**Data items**
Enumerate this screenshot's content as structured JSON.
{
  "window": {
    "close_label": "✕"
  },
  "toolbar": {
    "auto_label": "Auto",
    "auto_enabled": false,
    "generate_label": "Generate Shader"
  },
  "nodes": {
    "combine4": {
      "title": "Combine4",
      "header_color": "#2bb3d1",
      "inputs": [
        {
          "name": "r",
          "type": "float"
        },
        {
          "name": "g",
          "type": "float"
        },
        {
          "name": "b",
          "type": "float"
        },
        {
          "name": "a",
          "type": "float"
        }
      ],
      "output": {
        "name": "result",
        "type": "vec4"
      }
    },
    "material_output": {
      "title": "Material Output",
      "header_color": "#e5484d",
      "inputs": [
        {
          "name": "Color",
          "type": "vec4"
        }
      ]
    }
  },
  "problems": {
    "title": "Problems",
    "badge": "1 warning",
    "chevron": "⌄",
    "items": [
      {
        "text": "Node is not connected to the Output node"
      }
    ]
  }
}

**Exercise task**
Go through the lines above. Select every one that has the string "name".

**Exercise result**
          "name": "r",
          "name": "g",
          "name": "b",
          "name": "a",
        "name": "result",
          "name": "Color",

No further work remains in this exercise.